▶ **Work required**
Sort through the entries below and pull out lines containing the word "topic".
====== Provided data
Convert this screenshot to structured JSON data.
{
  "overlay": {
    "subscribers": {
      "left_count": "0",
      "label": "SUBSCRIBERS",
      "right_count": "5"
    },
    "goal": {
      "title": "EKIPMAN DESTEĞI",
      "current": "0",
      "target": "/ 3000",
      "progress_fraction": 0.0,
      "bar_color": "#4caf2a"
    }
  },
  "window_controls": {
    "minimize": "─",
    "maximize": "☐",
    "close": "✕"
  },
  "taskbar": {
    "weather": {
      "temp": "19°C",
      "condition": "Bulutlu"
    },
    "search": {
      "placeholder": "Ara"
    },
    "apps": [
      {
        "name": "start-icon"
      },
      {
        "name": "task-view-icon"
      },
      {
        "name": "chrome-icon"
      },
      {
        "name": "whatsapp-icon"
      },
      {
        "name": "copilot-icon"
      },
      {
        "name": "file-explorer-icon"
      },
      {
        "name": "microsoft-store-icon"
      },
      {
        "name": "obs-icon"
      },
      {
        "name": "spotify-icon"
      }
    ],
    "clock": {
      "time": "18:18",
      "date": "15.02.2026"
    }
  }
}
============
====== Provided data
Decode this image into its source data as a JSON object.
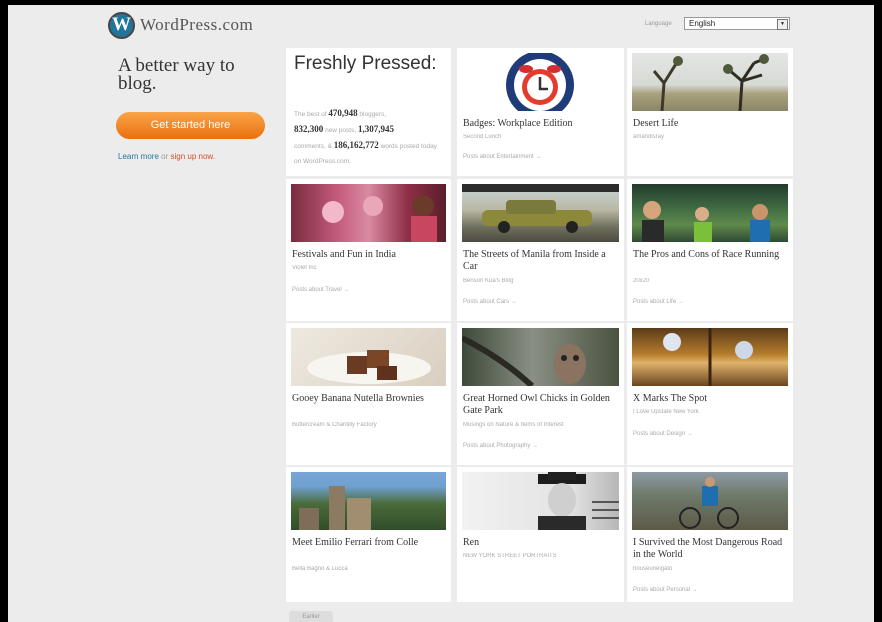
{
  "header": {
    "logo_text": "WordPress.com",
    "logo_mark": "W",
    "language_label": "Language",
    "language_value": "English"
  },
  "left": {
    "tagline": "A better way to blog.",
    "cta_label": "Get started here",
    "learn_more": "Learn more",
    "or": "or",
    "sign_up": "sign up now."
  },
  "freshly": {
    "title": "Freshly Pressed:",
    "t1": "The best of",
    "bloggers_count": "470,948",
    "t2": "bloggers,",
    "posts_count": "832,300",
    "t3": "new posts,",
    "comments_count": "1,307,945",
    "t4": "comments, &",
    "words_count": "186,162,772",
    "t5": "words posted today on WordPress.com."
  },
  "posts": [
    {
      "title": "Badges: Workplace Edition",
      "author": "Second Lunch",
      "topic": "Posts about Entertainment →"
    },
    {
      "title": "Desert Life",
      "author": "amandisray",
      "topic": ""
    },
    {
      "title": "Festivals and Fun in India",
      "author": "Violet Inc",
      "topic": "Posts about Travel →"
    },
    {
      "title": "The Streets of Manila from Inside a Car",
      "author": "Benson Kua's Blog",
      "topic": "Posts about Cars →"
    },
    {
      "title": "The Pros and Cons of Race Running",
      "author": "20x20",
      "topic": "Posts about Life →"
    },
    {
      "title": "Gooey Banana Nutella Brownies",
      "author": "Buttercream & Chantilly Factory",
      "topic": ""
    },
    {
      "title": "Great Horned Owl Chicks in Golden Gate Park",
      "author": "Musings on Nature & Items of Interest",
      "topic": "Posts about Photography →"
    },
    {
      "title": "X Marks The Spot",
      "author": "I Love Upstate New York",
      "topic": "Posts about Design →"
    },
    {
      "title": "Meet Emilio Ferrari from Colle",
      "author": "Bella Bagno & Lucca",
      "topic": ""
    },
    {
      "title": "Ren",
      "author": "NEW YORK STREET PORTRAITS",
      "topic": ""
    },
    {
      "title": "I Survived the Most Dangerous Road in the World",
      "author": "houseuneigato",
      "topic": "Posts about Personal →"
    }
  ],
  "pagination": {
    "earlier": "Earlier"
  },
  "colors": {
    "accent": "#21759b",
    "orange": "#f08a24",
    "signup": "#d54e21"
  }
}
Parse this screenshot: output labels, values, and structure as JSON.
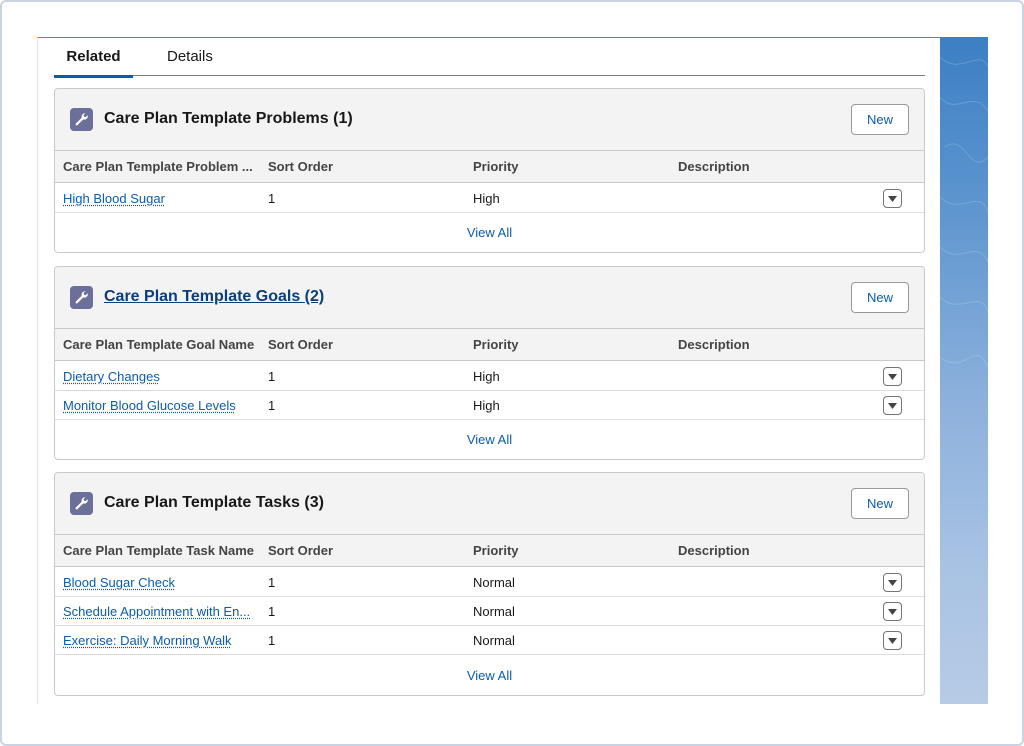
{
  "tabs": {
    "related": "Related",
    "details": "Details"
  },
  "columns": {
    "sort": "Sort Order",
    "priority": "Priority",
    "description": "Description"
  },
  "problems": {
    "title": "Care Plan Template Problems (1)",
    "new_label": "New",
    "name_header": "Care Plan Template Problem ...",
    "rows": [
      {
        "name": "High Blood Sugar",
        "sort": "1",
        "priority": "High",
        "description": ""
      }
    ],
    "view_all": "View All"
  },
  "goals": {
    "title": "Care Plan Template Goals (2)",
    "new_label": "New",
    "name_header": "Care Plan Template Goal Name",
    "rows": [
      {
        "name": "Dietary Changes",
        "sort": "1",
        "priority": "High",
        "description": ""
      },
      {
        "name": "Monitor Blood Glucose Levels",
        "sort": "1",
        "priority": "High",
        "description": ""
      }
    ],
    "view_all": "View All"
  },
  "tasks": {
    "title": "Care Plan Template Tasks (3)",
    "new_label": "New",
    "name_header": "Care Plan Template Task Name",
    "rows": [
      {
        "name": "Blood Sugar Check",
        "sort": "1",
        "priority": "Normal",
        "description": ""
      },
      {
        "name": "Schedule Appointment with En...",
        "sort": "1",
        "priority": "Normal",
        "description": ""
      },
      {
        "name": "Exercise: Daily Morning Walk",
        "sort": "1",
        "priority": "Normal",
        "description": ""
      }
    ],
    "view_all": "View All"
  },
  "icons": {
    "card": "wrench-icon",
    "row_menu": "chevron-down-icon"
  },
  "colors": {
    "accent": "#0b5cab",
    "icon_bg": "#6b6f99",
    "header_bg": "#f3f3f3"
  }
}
============
====== Provided data
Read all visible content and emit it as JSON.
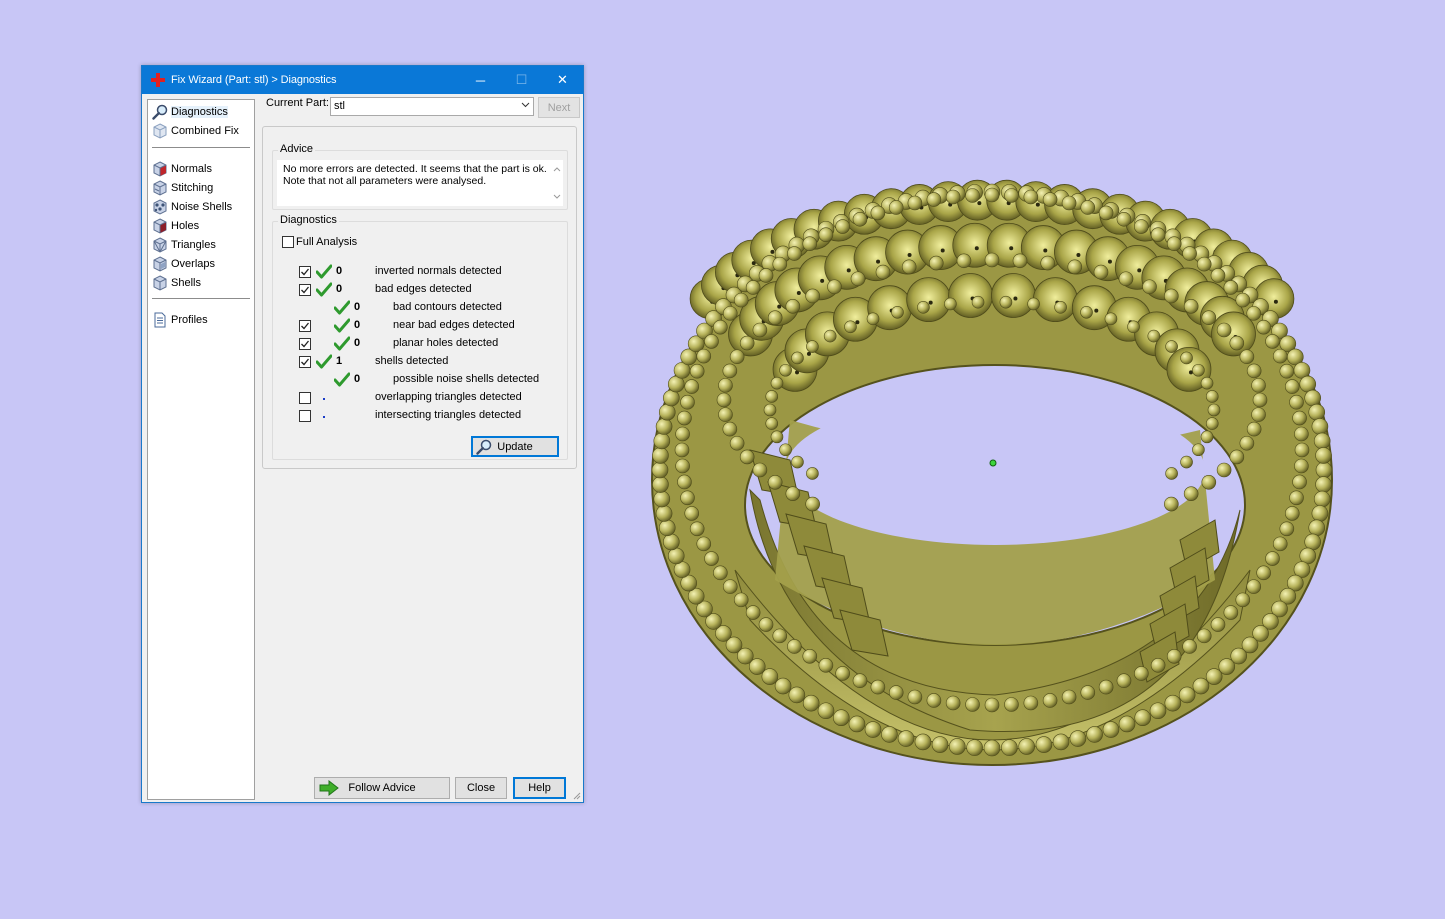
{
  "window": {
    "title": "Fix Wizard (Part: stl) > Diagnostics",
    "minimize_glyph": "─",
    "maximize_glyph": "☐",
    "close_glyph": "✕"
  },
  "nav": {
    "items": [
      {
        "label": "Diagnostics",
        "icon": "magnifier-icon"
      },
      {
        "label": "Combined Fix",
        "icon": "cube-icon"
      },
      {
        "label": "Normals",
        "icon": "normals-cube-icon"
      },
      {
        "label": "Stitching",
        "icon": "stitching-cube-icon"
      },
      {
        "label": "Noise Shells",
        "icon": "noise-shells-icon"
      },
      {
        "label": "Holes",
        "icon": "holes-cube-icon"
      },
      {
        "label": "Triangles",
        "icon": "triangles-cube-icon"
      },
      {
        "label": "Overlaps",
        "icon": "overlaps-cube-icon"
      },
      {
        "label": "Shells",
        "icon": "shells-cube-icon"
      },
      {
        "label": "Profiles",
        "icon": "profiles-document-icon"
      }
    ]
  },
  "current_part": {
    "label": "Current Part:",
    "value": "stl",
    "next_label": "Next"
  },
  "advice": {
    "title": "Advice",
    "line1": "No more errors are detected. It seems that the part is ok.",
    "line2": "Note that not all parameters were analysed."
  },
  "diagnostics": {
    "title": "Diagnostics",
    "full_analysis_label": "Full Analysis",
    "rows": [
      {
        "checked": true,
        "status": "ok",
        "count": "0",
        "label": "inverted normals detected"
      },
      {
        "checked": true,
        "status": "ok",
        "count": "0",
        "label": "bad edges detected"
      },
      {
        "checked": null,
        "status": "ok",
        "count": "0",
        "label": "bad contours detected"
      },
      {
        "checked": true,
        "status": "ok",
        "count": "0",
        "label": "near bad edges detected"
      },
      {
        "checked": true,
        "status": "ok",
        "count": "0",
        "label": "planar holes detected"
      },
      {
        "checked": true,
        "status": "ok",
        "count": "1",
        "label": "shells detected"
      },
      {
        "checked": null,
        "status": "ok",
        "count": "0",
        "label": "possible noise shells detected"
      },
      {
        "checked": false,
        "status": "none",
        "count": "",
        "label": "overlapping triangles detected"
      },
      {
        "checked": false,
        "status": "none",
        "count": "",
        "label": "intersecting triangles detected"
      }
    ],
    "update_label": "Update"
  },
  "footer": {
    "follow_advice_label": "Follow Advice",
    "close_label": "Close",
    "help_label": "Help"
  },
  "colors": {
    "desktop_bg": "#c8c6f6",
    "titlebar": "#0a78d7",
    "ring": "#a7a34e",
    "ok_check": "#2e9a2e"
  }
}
============
▶ **Response to the task**
      "topic": "Posts about Entertainment →"
      "topic": ""
      "topic": "Posts about Travel →"
      "topic": "Posts about Cars →"
      "topic": "Posts about Life →"
      "topic": ""
      "topic": "Posts about Photography →"
      "topic": "Posts about Design →"
      "topic": ""
      "topic": ""
      "topic": "Posts about Personal →"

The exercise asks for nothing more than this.